◆ STATED EXERCISE
Each record below should appear again exactly as written.

◆ MATERIAL TO PROCESS
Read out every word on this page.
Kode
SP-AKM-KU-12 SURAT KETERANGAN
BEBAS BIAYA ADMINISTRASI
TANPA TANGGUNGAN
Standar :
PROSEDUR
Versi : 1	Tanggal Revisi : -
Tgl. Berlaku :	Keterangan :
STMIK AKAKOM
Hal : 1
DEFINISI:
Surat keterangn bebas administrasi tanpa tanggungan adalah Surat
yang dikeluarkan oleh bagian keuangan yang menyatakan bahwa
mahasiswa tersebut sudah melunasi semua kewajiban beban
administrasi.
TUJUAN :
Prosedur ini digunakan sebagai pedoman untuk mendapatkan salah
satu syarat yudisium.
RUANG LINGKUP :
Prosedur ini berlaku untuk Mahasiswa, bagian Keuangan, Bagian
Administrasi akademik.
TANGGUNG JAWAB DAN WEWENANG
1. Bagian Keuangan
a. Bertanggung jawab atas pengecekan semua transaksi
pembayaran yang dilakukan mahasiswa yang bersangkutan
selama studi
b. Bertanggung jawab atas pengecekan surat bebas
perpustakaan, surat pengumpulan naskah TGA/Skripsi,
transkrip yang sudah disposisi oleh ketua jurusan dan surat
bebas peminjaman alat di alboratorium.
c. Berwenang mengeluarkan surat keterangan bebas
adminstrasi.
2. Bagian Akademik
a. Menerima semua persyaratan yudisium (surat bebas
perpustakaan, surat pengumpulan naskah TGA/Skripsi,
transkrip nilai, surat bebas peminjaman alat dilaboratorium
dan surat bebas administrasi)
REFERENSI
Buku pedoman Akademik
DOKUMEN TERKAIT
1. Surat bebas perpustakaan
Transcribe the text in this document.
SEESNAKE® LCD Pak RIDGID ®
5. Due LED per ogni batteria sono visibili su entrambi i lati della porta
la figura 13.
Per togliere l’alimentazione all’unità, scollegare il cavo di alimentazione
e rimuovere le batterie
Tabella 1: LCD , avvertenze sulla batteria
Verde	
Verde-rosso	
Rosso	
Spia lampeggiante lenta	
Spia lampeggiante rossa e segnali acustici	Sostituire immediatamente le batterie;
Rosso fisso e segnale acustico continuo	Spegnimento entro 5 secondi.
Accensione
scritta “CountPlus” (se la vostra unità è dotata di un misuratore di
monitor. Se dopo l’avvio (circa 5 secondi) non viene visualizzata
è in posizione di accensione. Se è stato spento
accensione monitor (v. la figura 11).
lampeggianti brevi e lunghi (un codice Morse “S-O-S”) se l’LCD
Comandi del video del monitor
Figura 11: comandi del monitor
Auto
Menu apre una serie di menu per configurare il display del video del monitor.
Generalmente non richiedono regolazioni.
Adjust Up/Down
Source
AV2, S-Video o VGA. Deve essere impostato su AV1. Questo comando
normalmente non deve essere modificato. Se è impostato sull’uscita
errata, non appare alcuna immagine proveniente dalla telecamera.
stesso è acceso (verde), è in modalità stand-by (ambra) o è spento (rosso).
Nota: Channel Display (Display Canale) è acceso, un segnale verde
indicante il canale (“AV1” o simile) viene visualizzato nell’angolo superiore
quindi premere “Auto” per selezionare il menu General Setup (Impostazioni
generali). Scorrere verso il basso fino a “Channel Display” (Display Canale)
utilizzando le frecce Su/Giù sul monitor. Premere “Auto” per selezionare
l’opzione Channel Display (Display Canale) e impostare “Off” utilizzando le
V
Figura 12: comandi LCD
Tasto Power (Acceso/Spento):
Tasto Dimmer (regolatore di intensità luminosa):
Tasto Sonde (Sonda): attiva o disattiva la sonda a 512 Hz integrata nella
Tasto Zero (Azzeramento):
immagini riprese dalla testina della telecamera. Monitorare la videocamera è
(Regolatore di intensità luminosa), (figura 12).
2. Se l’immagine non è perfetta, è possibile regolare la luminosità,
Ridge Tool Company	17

◆ SOLUTION TO THIS TASK
Read out every word on this page.
Kode
SP-AKM-KU-12 SURAT KETERANGAN
BEBAS BIAYA ADMINISTRASI
TANPA TANGGUNGAN
Standar :
PROSEDUR
Versi : 1	Tanggal Revisi : -
Tgl. Berlaku :	Keterangan :
STMIK AKAKOM
Hal : 1
DEFINISI:
Surat keterangn bebas administrasi tanpa tanggungan adalah Surat
yang dikeluarkan oleh bagian keuangan yang menyatakan bahwa
mahasiswa tersebut sudah melunasi semua kewajiban beban
administrasi.
TUJUAN :
Prosedur ini digunakan sebagai pedoman untuk mendapatkan salah
satu syarat yudisium.
RUANG LINGKUP :
Prosedur ini berlaku untuk Mahasiswa, bagian Keuangan, Bagian
Administrasi akademik.
TANGGUNG JAWAB DAN WEWENANG
1. Bagian Keuangan
a. Bertanggung jawab atas pengecekan semua transaksi
pembayaran yang dilakukan mahasiswa yang bersangkutan
selama studi
b. Bertanggung jawab atas pengecekan surat bebas
perpustakaan, surat pengumpulan naskah TGA/Skripsi,
transkrip yang sudah disposisi oleh ketua jurusan dan surat
bebas peminjaman alat di alboratorium.
c. Berwenang mengeluarkan surat keterangan bebas
adminstrasi.
2. Bagian Akademik
a. Menerima semua persyaratan yudisium (surat bebas
perpustakaan, surat pengumpulan naskah TGA/Skripsi,
transkrip nilai, surat bebas peminjaman alat dilaboratorium
dan surat bebas administrasi)
REFERENSI
Buku pedoman Akademik
DOKUMEN TERKAIT
1. Surat bebas perpustakaan
Transcribe the text in this document.
SEESNAKE® LCD Pak RIDGID ®
5. Due LED per ogni batteria sono visibili su entrambi i lati della porta
la figura 13.
Per togliere l’alimentazione all’unità, scollegare il cavo di alimentazione
e rimuovere le batterie
Tabella 1: LCD , avvertenze sulla batteria
Verde	
Verde-rosso	
Rosso	
Spia lampeggiante lenta	
Spia lampeggiante rossa e segnali acustici	Sostituire immediatamente le batterie;
Rosso fisso e segnale acustico continuo	Spegnimento entro 5 secondi.
Accensione
scritta “CountPlus” (se la vostra unità è dotata di un misuratore di
monitor. Se dopo l’avvio (circa 5 secondi) non viene visualizzata
è in posizione di accensione. Se è stato spento
accensione monitor (v. la figura 11).
lampeggianti brevi e lunghi (un codice Morse “S-O-S”) se l’LCD
Comandi del video del monitor
Figura 11: comandi del monitor
Auto
Menu apre una serie di menu per configurare il display del video del monitor.
Generalmente non richiedono regolazioni.
Adjust Up/Down
Source
AV2, S-Video o VGA. Deve essere impostato su AV1. Questo comando
normalmente non deve essere modificato. Se è impostato sull’uscita
errata, non appare alcuna immagine proveniente dalla telecamera.
stesso è acceso (verde), è in modalità stand-by (ambra) o è spento (rosso).
Nota: Channel Display (Display Canale) è acceso, un segnale verde
indicante il canale (“AV1” o simile) viene visualizzato nell’angolo superiore
quindi premere “Auto” per selezionare il menu General Setup (Impostazioni
generali). Scorrere verso il basso fino a “Channel Display” (Display Canale)
utilizzando le frecce Su/Giù sul monitor. Premere “Auto” per selezionare
l’opzione Channel Display (Display Canale) e impostare “Off” utilizzando le
V
Figura 12: comandi LCD
Tasto Power (Acceso/Spento):
Tasto Dimmer (regolatore di intensità luminosa):
Tasto Sonde (Sonda): attiva o disattiva la sonda a 512 Hz integrata nella
Tasto Zero (Azzeramento):
immagini riprese dalla testina della telecamera. Monitorare la videocamera è
(Regolatore di intensità luminosa), (figura 12).
2. Se l’immagine non è perfetta, è possibile regolare la luminosità,
Ridge Tool Company	17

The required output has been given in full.